Given request. Without the pictures, repeat the listing character for character.

■ ■ ■ ■ ■ ■ ■

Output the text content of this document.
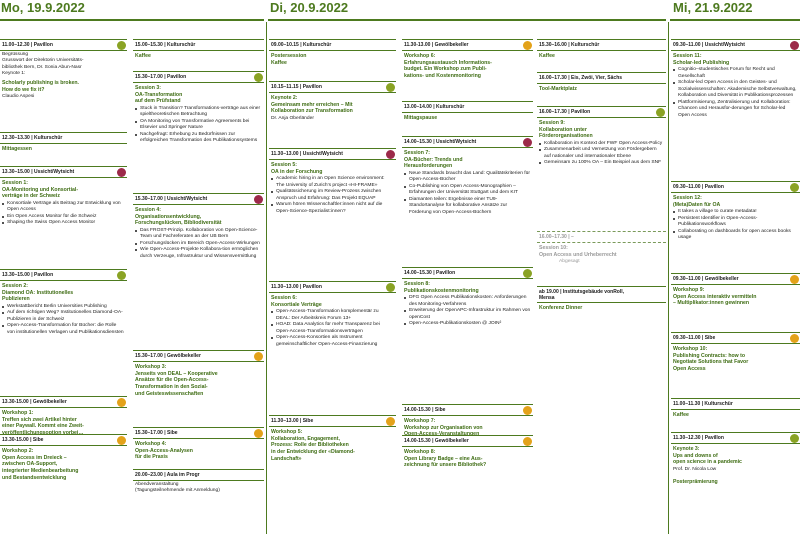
Mo, 19.9.2022	Di, 20.9.2022	Mi, 21.9.2022
11.00–12.30 | Pavillon
Begrüssung
Grusswort der Direktorin Universitäts-
bibliothek Bern, Dr. Sonia Abun-Nasr
Keynote 1:
Scholarly publishing is broken.
How do we fix it?
Claudio Aspesi
12.30–13.30 | Kulturschür
Mittagessen
13.30–15.00 | Ussicht/Wytsicht
Session 1:
OA-Monitoring und Konsortial-
verträge in der Schweiz
Konsortiale Verträge als Beitrag zur Entwicklung von Open Access
Ein Open Access Monitor für die Schweiz
Shaping the Swiss Open Access Monitor
13.30–15.00 | Pavillon
Session 2:
Diamond OA: Institutionelles
Publizieren
Werkstattbericht Berlin Universities Publishing
Auf dem richtigen Weg? Institutionelles Diamond-OA-Publizieren in der Schweiz
Open-Access-Transformation für Bücher: die Rolle von institutionellen Verlagen und Publikationsdiensten
13.30-15.00 | Gewölbekeller
Workshop 1:
Treffen sich zwei Artikel hinter
einer Paywall. Kommt eine Zweit-
veröffentlichungsoption vorbei…
13.30-15.00 | Sibe
Workshop 2:
Open Access im Dreieck –
zwischen OA-Support,
integrierter Medienbearbeitung
und Bestandsentwicklung
15.00–15.30 | Kulturschür
Kaffee
15.30–17.00 | Pavillon
Session 3:
OA-Transformation
auf dem Prüfstand
Stuck in Transition? Transformations-verträge aus einer spieltheoretischen Betrachtung
OA Monitoring von Transformative Agreements bei Elsevier und Springer Nature
Nachgefragt: Erhebung zu Bedürfnissen zur erfolgreichen Transformation des Publikationssystems
15.30–17.00 | Ussicht/Wytsicht
Session 4:
Organisationsentwicklung,
Forschungslücken, Bibliodiversität
Das FROST-Prinzip. Kollaboration von Open-Science-Team und Fachreferaten an der UB Bern
Forschungslücken im Bereich Open-Access-Wirkungen
Wie Open-Access-Projekte Kollabora-tion ermöglichen durch Verzeuge, Infrastruktur und Wissensvermittlung
15.30–17.00 | Gewölbekeller
Workshop 3:
Jenseits von DEAL – Kooperative
Ansätze für die Open-Access-
Transformation in den Sozial-
und Geisteswissenschaften
15.30–17.00 | Sibe
Workshop 4:
Open-Access-Analysen
für die Praxis
20.00–23.00 | Aula im Progr
Abendveranstaltung
(Tagungsteilnehmende mit Anmeldung)
09.00–10.15 | Kulturschür
Postersession
Kaffee
10.15–11.15 | Pavillon
Keynote 2:
Gemeinsam mehr erreichen – Mit
Kollaboration zur Transformation
Dr. Anja Oberländer
11.30–13.00 | Ussicht/Wytsicht
Session 5:
OA in der Forschung
Academic hiring in an Open Science environment: The University of Zurich's project «HI-FRAME»
Qualitätssicherung im Review-Prozess zwischen Anspruch und Erfahrung: Das Projekt EQUAP
Warum hören Wissenschaftler:innen nicht auf die Open-Science-Spezialist:innen?
11.30–13.00 | Pavillon
Session 6:
Konsortiale Verträge
Open-Access-Transformation komplementär zu DEAL: Der Arbeitskreis Forum 13+
HOAD: Data Analytics für mehr Transparenz bei Open-Access-Transformationsverträgen
Open-Access-Konsortien als Instrument gemeinschaftlicher Open-Access-Finanzierung
11.30–13.00 | Sibe
Workshop 5:
Kollaboration, Engagement,
Prozess: Rolle der Bibliotheken
in der Entwicklung der «Diamond-
Landschaft»
11.30-13.00 | Gewölbekeller
Workshop 6:
Erfahrungsaustausch Informations-
budget. Ein Workshop zum Publi-
kations- und Kostenmonitoring
13.00–14.00 | Kulturschür
Mittagspause
14.00–15.30 | Ussicht/Wytsicht
Session 7:
OA-Bücher: Trends und
Herausforderungen
Neue Standards braucht das Land: Qualitätskriterien für Open-Access-Bücher
Co-Publishing von Open Access-Monographien – Erfahrungen der Universität Stuttgart und dem KIT
Diamanten teilen: Ergebnisse einer TU9-Standortanalyse für kollaborative Ansätze zur Förderung von Open-Access-Büchern
14.00–15.30 | Pavillon
Session 8:
Publikationskostenmonitoring
DFG Open Access Publikationskosten: Anforderungen des Monitoring-Verfahrens
Erweiterung der OpenAPC-Infrastruktur im Rahmen von openCost
Open-Access-Publikationskosten @ JOIN²
14.00-15.30 | Sibe
Workshop 7:
Workshop zur Organisation von
Open-Access-Veranstaltungen
14.00-15.30 | Gewölbekeller
Workshop 8:
Open Library Badge – eine Aus-
zeichnung für unsere Bibliothek?
15.30–16.00 | Kulturschür
Kaffee
16.00–17.30 | Eis, Zwöi, Vier, Sächs
Tool-Marktplatz
16.00–17.30 | Pavillon
Session 9:
Kollaboration unter
Förderorganisationen
Kollaboration im Kontext der FWF Open Access-Policy
Zusammenarbeit und Vernetzung von Fördergebern auf nationaler und internationaler Ebene
Gemeinsam zu 100% OA – Ein Beispiel aus dem SNF
16.00–17.30 | –
Session 10:
Open Access und Urheberrecht
Abgesagt
ab 19.00 | Institutsgebäude vonRoll,
Mensa
Konferenz Dinner
09.30–11.00 | Ussicht/Wytsicht
Session 11:
Scholar-led Publishing
Cognitio–studentisches Forum für Recht und Gesellschaft
Scholar-led Open Access in den Geistes- und Sozialwissenschaften: Akademische Selbstverwaltung, Kollaboration und Diversität in Publikationsprozessen
Plattformisierung, Zentralisierung und Kollaboration: Chancen und Herausfor-derungen für Scholar-led Open Access
09.30–11.00 | Pavillon
Session 12:
(Meta)Daten für OA
It takes a village to curate metadata!
Persistent Identifier in Open-Access-Publikationsworkflows
Collaborating on dashboards for open access books usage
09.30–11.00 | Gewölbekeller
Workshop 9:
Open Access interaktiv vermitteln
– Multiplikator:innen gewinnen
09.30–11.00 | Sibe
Workshop 10:
Publishing Contracts: how to
Negotiate Solutions that Favor
Open Access
11.00–11.30 | Kulturschür
Kaffee
11.30–12.30 | Pavillon
Keynote 3:
Ups and downs of
open science in a pandemic
Prof. Dr. Nicola Low
Posterprämierung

■ ■ ■ ■ ■ ■ ■

Answer to this exercise.
Output the text content of this document.
Mo, 19.9.2022	Di, 20.9.2022	Mi, 21.9.2022
11.00–12.30 | Pavillon
Begrüssung
Grusswort der Direktorin Universitäts-
bibliothek Bern, Dr. Sonia Abun-Nasr
Keynote 1:
Scholarly publishing is broken.
How do we fix it?
Claudio Aspesi
12.30–13.30 | Kulturschür
Mittagessen
13.30–15.00 | Ussicht/Wytsicht
Session 1:
OA-Monitoring und Konsortial-
verträge in der Schweiz
Konsortiale Verträge als Beitrag zur Entwicklung von Open Access
Ein Open Access Monitor für die Schweiz
Shaping the Swiss Open Access Monitor
13.30–15.00 | Pavillon
Session 2:
Diamond OA: Institutionelles
Publizieren
Werkstattbericht Berlin Universities Publishing
Auf dem richtigen Weg? Institutionelles Diamond-OA-Publizieren in der Schweiz
Open-Access-Transformation für Bücher: die Rolle von institutionellen Verlagen und Publikationsdiensten
13.30-15.00 | Gewölbekeller
Workshop 1:
Treffen sich zwei Artikel hinter
einer Paywall. Kommt eine Zweit-
veröffentlichungsoption vorbei…
13.30-15.00 | Sibe
Workshop 2:
Open Access im Dreieck –
zwischen OA-Support,
integrierter Medienbearbeitung
und Bestandsentwicklung
15.00–15.30 | Kulturschür
Kaffee
15.30–17.00 | Pavillon
Session 3:
OA-Transformation
auf dem Prüfstand
Stuck in Transition? Transformations-verträge aus einer spieltheoretischen Betrachtung
OA Monitoring von Transformative Agreements bei Elsevier und Springer Nature
Nachgefragt: Erhebung zu Bedürfnissen zur erfolgreichen Transformation des Publikationssystems
15.30–17.00 | Ussicht/Wytsicht
Session 4:
Organisationsentwicklung,
Forschungslücken, Bibliodiversität
Das FROST-Prinzip. Kollaboration von Open-Science-Team und Fachreferaten an der UB Bern
Forschungslücken im Bereich Open-Access-Wirkungen
Wie Open-Access-Projekte Kollabora-tion ermöglichen durch Verzeuge, Infrastruktur und Wissensvermittlung
15.30–17.00 | Gewölbekeller
Workshop 3:
Jenseits von DEAL – Kooperative
Ansätze für die Open-Access-
Transformation in den Sozial-
und Geisteswissenschaften
15.30–17.00 | Sibe
Workshop 4:
Open-Access-Analysen
für die Praxis
20.00–23.00 | Aula im Progr
Abendveranstaltung
(Tagungsteilnehmende mit Anmeldung)
09.00–10.15 | Kulturschür
Postersession
Kaffee
10.15–11.15 | Pavillon
Keynote 2:
Gemeinsam mehr erreichen – Mit
Kollaboration zur Transformation
Dr. Anja Oberländer
11.30–13.00 | Ussicht/Wytsicht
Session 5:
OA in der Forschung
Academic hiring in an Open Science environment: The University of Zurich's project «HI-FRAME»
Qualitätssicherung im Review-Prozess zwischen Anspruch und Erfahrung: Das Projekt EQUAP
Warum hören Wissenschaftler:innen nicht auf die Open-Science-Spezialist:innen?
11.30–13.00 | Pavillon
Session 6:
Konsortiale Verträge
Open-Access-Transformation komplementär zu DEAL: Der Arbeitskreis Forum 13+
HOAD: Data Analytics für mehr Transparenz bei Open-Access-Transformationsverträgen
Open-Access-Konsortien als Instrument gemeinschaftlicher Open-Access-Finanzierung
11.30–13.00 | Sibe
Workshop 5:
Kollaboration, Engagement,
Prozess: Rolle der Bibliotheken
in der Entwicklung der «Diamond-
Landschaft»
11.30-13.00 | Gewölbekeller
Workshop 6:
Erfahrungsaustausch Informations-
budget. Ein Workshop zum Publi-
kations- und Kostenmonitoring
13.00–14.00 | Kulturschür
Mittagspause
14.00–15.30 | Ussicht/Wytsicht
Session 7:
OA-Bücher: Trends und
Herausforderungen
Neue Standards braucht das Land: Qualitätskriterien für Open-Access-Bücher
Co-Publishing von Open Access-Monographien – Erfahrungen der Universität Stuttgart und dem KIT
Diamanten teilen: Ergebnisse einer TU9-Standortanalyse für kollaborative Ansätze zur Förderung von Open-Access-Büchern
14.00–15.30 | Pavillon
Session 8:
Publikationskostenmonitoring
DFG Open Access Publikationskosten: Anforderungen des Monitoring-Verfahrens
Erweiterung der OpenAPC-Infrastruktur im Rahmen von openCost
Open-Access-Publikationskosten @ JOIN²
14.00-15.30 | Sibe
Workshop 7:
Workshop zur Organisation von
Open-Access-Veranstaltungen
14.00-15.30 | Gewölbekeller
Workshop 8:
Open Library Badge – eine Aus-
zeichnung für unsere Bibliothek?
15.30–16.00 | Kulturschür
Kaffee
16.00–17.30 | Eis, Zwöi, Vier, Sächs
Tool-Marktplatz
16.00–17.30 | Pavillon
Session 9:
Kollaboration unter
Förderorganisationen
Kollaboration im Kontext der FWF Open Access-Policy
Zusammenarbeit und Vernetzung von Fördergebern auf nationaler und internationaler Ebene
Gemeinsam zu 100% OA – Ein Beispiel aus dem SNF
16.00–17.30 | –
Session 10:
Open Access und Urheberrecht
Abgesagt
ab 19.00 | Institutsgebäude vonRoll,
Mensa
Konferenz Dinner
09.30–11.00 | Ussicht/Wytsicht
Session 11:
Scholar-led Publishing
Cognitio–studentisches Forum für Recht und Gesellschaft
Scholar-led Open Access in den Geistes- und Sozialwissenschaften: Akademische Selbstverwaltung, Kollaboration und Diversität in Publikationsprozessen
Plattformisierung, Zentralisierung und Kollaboration: Chancen und Herausfor-derungen für Scholar-led Open Access
09.30–11.00 | Pavillon
Session 12:
(Meta)Daten für OA
It takes a village to curate metadata!
Persistent Identifier in Open-Access-Publikationsworkflows
Collaborating on dashboards for open access books usage
09.30–11.00 | Gewölbekeller
Workshop 9:
Open Access interaktiv vermitteln
– Multiplikator:innen gewinnen
09.30–11.00 | Sibe
Workshop 10:
Publishing Contracts: how to
Negotiate Solutions that Favor
Open Access
11.00–11.30 | Kulturschür
Kaffee
11.30–12.30 | Pavillon
Keynote 3:
Ups and downs of
open science in a pandemic
Prof. Dr. Nicola Low
Posterprämierung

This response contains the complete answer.